((
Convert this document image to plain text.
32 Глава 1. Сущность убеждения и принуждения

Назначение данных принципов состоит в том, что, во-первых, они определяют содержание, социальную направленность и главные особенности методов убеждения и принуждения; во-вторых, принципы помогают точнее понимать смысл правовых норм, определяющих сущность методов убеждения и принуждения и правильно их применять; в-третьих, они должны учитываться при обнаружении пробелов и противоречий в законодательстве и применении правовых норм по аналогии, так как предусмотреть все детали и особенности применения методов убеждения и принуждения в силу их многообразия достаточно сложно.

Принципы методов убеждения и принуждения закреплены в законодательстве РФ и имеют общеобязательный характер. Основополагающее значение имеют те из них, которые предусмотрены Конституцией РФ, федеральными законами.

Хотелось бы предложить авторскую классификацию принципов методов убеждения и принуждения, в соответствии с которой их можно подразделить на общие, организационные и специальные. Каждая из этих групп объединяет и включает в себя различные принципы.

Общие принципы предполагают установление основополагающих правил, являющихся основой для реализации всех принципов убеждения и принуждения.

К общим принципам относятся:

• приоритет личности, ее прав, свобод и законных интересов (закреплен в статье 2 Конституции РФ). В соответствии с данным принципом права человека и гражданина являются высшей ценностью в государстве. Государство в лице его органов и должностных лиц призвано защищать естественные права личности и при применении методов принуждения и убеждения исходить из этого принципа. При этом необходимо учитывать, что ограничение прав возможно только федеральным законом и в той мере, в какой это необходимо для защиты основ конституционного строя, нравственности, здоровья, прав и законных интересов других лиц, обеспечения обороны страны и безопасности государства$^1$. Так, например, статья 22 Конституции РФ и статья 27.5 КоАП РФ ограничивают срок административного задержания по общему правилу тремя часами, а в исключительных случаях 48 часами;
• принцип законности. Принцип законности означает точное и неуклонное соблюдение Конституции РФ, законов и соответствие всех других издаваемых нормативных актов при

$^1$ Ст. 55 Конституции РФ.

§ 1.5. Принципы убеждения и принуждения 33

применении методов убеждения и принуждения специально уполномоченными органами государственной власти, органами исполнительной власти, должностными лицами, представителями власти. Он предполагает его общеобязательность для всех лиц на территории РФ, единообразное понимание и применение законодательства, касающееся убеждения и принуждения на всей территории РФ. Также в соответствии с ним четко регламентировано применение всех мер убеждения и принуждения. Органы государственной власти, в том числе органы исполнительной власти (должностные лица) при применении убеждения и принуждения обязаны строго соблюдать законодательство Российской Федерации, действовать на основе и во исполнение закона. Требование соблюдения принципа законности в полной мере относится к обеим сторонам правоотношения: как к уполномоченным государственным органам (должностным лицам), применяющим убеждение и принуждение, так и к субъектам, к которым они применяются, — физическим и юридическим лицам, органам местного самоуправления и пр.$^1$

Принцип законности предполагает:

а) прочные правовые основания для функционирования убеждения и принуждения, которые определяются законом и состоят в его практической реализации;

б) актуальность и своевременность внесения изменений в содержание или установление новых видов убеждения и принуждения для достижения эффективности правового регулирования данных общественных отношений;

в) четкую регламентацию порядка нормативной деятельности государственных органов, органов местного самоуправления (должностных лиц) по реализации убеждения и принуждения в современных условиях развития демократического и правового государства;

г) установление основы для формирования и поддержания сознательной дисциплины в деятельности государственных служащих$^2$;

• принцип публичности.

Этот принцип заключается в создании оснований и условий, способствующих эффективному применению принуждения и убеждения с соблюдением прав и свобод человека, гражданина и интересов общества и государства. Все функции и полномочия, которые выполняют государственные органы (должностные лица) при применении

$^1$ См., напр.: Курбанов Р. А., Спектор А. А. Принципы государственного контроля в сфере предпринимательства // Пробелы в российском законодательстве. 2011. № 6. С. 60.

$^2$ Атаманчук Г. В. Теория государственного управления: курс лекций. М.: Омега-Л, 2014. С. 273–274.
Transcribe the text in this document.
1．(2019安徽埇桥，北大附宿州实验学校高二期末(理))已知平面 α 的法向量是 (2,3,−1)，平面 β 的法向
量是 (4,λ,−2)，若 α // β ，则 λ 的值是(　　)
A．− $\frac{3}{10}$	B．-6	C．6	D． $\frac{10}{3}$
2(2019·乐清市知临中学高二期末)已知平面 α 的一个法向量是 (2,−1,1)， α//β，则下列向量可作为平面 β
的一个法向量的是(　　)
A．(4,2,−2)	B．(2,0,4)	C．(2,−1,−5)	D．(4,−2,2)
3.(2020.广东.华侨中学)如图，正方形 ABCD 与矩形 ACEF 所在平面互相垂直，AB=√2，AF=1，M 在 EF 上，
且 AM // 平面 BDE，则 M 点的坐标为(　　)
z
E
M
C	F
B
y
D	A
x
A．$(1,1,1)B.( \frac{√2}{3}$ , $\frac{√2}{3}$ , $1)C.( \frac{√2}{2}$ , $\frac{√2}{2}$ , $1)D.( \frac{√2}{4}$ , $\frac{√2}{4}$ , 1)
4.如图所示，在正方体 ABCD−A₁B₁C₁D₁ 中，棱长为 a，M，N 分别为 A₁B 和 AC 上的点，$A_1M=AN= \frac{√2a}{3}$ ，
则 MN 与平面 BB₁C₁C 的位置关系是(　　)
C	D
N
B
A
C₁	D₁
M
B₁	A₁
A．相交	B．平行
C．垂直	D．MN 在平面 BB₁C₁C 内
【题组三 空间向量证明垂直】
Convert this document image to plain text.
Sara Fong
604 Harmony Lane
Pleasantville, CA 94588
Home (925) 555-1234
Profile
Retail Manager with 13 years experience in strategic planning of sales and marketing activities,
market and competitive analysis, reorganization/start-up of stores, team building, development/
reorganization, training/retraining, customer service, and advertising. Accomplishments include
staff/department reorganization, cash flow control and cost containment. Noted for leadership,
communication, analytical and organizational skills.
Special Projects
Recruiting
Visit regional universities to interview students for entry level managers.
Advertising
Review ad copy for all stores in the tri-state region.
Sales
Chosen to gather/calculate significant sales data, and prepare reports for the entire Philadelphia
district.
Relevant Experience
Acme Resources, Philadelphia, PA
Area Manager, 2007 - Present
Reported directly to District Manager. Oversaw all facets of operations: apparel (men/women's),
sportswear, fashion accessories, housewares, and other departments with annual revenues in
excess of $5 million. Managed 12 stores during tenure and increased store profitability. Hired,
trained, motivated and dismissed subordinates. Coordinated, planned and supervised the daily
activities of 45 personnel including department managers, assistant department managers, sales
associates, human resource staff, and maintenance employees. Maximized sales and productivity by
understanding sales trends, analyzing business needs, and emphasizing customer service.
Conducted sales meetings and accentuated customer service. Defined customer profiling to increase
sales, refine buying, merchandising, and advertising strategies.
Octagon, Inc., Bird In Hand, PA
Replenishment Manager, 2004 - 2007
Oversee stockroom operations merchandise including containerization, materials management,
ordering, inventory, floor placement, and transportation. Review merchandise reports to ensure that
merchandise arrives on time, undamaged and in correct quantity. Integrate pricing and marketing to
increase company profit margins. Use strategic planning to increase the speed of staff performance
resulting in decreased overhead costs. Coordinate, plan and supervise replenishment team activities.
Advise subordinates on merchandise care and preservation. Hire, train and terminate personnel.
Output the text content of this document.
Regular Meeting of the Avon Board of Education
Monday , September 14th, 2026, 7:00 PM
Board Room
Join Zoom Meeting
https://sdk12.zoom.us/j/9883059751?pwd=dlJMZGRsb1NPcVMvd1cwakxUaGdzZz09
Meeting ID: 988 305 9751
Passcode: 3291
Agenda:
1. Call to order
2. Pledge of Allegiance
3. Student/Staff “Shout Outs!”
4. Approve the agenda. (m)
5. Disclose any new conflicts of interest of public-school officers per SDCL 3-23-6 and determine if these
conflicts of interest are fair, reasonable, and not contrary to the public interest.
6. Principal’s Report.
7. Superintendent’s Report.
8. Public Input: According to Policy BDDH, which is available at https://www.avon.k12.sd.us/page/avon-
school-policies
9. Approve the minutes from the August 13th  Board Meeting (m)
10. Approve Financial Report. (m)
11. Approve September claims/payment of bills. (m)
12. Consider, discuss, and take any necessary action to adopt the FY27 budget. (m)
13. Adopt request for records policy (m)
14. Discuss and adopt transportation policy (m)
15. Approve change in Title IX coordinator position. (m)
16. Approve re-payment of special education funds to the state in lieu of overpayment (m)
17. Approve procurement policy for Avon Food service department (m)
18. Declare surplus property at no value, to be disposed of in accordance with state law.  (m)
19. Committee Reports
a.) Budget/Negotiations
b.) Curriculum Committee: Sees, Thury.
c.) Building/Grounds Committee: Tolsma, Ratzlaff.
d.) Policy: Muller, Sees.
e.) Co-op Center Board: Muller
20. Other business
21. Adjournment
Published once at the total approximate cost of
))
EXERCISE PROMPT: Return a copy of every line that includes the word "предполагает".

THE SOLUTION:
применении методов убеждения и принуждения специально уполномоченными органами государственной власти, органами исполнительной власти, должностными лицами, представителями власти. Он предполагает его общеобязательность для всех лиц на территории РФ, единообразное понимание и применение законодательства, касающееся убеждения и принуждения на всей территории РФ. Также в соответствии с ним четко регламентировано применение всех мер убеждения и принуждения. Органы государственной власти, в том числе органы исполнительной власти (должностные лица) при применении убеждения и принуждения обязаны строго соблюдать законодательство Российской Федерации, действовать на основе и во исполнение закона. Требование соблюдения принципа законности в полной мере относится к обеим сторонам правоотношения: как к уполномоченным государственным органам (должностным лицам), применяющим убеждение и принуждение, так и к субъектам, к которым они применяются, — физическим и юридическим лицам, органам местного самоуправления и пр.$^1$
Принцип законности предполагает:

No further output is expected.